Task details: Output every line of the data exactly as it appears.

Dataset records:
....
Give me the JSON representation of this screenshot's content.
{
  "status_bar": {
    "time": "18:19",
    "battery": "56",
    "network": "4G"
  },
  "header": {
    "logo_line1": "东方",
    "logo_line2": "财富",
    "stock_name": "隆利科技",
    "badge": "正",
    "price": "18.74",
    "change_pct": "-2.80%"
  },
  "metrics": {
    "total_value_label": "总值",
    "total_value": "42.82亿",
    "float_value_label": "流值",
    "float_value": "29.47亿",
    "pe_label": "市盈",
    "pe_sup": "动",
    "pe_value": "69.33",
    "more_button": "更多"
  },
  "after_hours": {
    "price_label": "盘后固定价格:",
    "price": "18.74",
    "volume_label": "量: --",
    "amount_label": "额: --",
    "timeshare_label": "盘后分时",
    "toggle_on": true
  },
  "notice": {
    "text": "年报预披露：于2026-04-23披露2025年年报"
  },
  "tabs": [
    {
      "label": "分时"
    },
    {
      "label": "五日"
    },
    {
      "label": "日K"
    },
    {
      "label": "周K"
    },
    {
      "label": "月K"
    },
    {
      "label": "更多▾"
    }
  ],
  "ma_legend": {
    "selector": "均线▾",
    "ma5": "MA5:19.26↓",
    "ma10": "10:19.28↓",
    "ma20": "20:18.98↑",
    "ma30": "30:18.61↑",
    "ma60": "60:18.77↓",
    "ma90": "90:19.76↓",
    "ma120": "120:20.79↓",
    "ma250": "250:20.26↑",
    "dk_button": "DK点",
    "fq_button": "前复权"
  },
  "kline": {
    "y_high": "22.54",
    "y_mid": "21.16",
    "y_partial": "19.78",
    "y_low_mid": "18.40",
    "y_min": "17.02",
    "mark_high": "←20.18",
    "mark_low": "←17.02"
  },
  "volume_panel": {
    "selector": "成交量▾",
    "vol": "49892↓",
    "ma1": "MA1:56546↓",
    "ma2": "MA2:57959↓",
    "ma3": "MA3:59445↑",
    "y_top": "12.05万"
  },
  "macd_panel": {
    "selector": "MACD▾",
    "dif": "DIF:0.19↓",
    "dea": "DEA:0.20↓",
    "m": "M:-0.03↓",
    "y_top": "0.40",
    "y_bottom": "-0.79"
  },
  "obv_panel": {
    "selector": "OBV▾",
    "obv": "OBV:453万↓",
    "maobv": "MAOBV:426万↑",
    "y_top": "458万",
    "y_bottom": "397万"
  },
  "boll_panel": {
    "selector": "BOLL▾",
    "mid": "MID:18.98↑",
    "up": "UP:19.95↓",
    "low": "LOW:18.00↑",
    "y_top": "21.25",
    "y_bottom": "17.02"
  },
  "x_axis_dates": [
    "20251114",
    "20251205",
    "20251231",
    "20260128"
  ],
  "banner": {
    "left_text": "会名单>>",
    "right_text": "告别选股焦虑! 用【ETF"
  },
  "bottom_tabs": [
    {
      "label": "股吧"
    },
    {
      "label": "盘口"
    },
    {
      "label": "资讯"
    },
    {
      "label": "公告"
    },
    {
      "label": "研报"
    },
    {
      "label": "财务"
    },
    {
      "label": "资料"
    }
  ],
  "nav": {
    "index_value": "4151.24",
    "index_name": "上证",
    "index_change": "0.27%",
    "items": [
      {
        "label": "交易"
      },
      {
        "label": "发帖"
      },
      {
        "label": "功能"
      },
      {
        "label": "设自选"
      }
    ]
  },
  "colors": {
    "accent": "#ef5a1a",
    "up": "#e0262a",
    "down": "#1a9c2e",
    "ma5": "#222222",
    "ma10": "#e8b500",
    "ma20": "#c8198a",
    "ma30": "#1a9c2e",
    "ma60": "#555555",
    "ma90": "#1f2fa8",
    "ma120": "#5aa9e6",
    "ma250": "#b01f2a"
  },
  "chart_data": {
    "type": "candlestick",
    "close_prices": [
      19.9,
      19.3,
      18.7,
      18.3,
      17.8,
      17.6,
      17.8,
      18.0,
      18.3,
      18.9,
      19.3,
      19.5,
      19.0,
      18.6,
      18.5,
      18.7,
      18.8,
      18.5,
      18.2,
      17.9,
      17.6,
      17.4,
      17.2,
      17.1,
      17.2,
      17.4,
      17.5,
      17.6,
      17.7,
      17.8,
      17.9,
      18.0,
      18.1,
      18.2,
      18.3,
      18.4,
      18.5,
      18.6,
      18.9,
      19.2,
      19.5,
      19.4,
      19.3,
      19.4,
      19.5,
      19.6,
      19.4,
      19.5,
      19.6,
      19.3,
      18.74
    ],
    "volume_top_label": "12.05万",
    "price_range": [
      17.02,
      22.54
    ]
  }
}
....
Answer in full:
Give me the JSON representation of this screenshot's content.
{
  "status_bar": {
    "time": "18:19",
    "battery": "56",
    "network": "4G"
  },
  "header": {
    "logo_line1": "东方",
    "logo_line2": "财富",
    "stock_name": "隆利科技",
    "badge": "正",
    "price": "18.74",
    "change_pct": "-2.80%"
  },
  "metrics": {
    "total_value_label": "总值",
    "total_value": "42.82亿",
    "float_value_label": "流值",
    "float_value": "29.47亿",
    "pe_label": "市盈",
    "pe_sup": "动",
    "pe_value": "69.33",
    "more_button": "更多"
  },
  "after_hours": {
    "price_label": "盘后固定价格:",
    "price": "18.74",
    "volume_label": "量: --",
    "amount_label": "额: --",
    "timeshare_label": "盘后分时",
    "toggle_on": true
  },
  "notice": {
    "text": "年报预披露：于2026-04-23披露2025年年报"
  },
  "tabs": [
    {
      "label": "分时"
    },
    {
      "label": "五日"
    },
    {
      "label": "日K"
    },
    {
      "label": "周K"
    },
    {
      "label": "月K"
    },
    {
      "label": "更多▾"
    }
  ],
  "ma_legend": {
    "selector": "均线▾",
    "ma5": "MA5:19.26↓",
    "ma10": "10:19.28↓",
    "ma20": "20:18.98↑",
    "ma30": "30:18.61↑",
    "ma60": "60:18.77↓",
    "ma90": "90:19.76↓",
    "ma120": "120:20.79↓",
    "ma250": "250:20.26↑",
    "dk_button": "DK点",
    "fq_button": "前复权"
  },
  "kline": {
    "y_high": "22.54",
    "y_mid": "21.16",
    "y_partial": "19.78",
    "y_low_mid": "18.40",
    "y_min": "17.02",
    "mark_high": "←20.18",
    "mark_low": "←17.02"
  },
  "volume_panel": {
    "selector": "成交量▾",
    "vol": "49892↓",
    "ma1": "MA1:56546↓",
    "ma2": "MA2:57959↓",
    "ma3": "MA3:59445↑",
    "y_top": "12.05万"
  },
  "macd_panel": {
    "selector": "MACD▾",
    "dif": "DIF:0.19↓",
    "dea": "DEA:0.20↓",
    "m": "M:-0.03↓",
    "y_top": "0.40",
    "y_bottom": "-0.79"
  },
  "obv_panel": {
    "selector": "OBV▾",
    "obv": "OBV:453万↓",
    "maobv": "MAOBV:426万↑",
    "y_top": "458万",
    "y_bottom": "397万"
  },
  "boll_panel": {
    "selector": "BOLL▾",
    "mid": "MID:18.98↑",
    "up": "UP:19.95↓",
    "low": "LOW:18.00↑",
    "y_top": "21.25",
    "y_bottom": "17.02"
  },
  "x_axis_dates": [
    "20251114",
    "20251205",
    "20251231",
    "20260128"
  ],
  "banner": {
    "left_text": "会名单>>",
    "right_text": "告别选股焦虑! 用【ETF"
  },
  "bottom_tabs": [
    {
      "label": "股吧"
    },
    {
      "label": "盘口"
    },
    {
      "label": "资讯"
    },
    {
      "label": "公告"
    },
    {
      "label": "研报"
    },
    {
      "label": "财务"
    },
    {
      "label": "资料"
    }
  ],
  "nav": {
    "index_value": "4151.24",
    "index_name": "上证",
    "index_change": "0.27%",
    "items": [
      {
        "label": "交易"
      },
      {
        "label": "发帖"
      },
      {
        "label": "功能"
      },
      {
        "label": "设自选"
      }
    ]
  },
  "colors": {
    "accent": "#ef5a1a",
    "up": "#e0262a",
    "down": "#1a9c2e",
    "ma5": "#222222",
    "ma10": "#e8b500",
    "ma20": "#c8198a",
    "ma30": "#1a9c2e",
    "ma60": "#555555",
    "ma90": "#1f2fa8",
    "ma120": "#5aa9e6",
    "ma250": "#b01f2a"
  },
  "chart_data": {
    "type": "candlestick",
    "close_prices": [
      19.9,
      19.3,
      18.7,
      18.3,
      17.8,
      17.6,
      17.8,
      18.0,
      18.3,
      18.9,
      19.3,
      19.5,
      19.0,
      18.6,
      18.5,
      18.7,
      18.8,
      18.5,
      18.2,
      17.9,
      17.6,
      17.4,
      17.2,
      17.1,
      17.2,
      17.4,
      17.5,
      17.6,
      17.7,
      17.8,
      17.9,
      18.0,
      18.1,
      18.2,
      18.3,
      18.4,
      18.5,
      18.6,
      18.9,
      19.2,
      19.5,
      19.4,
      19.3,
      19.4,
      19.5,
      19.6,
      19.4,
      19.5,
      19.6,
      19.3,
      18.74
    ],
    "volume_top_label": "12.05万",
    "price_range": [
      17.02,
      22.54
    ]
  }
}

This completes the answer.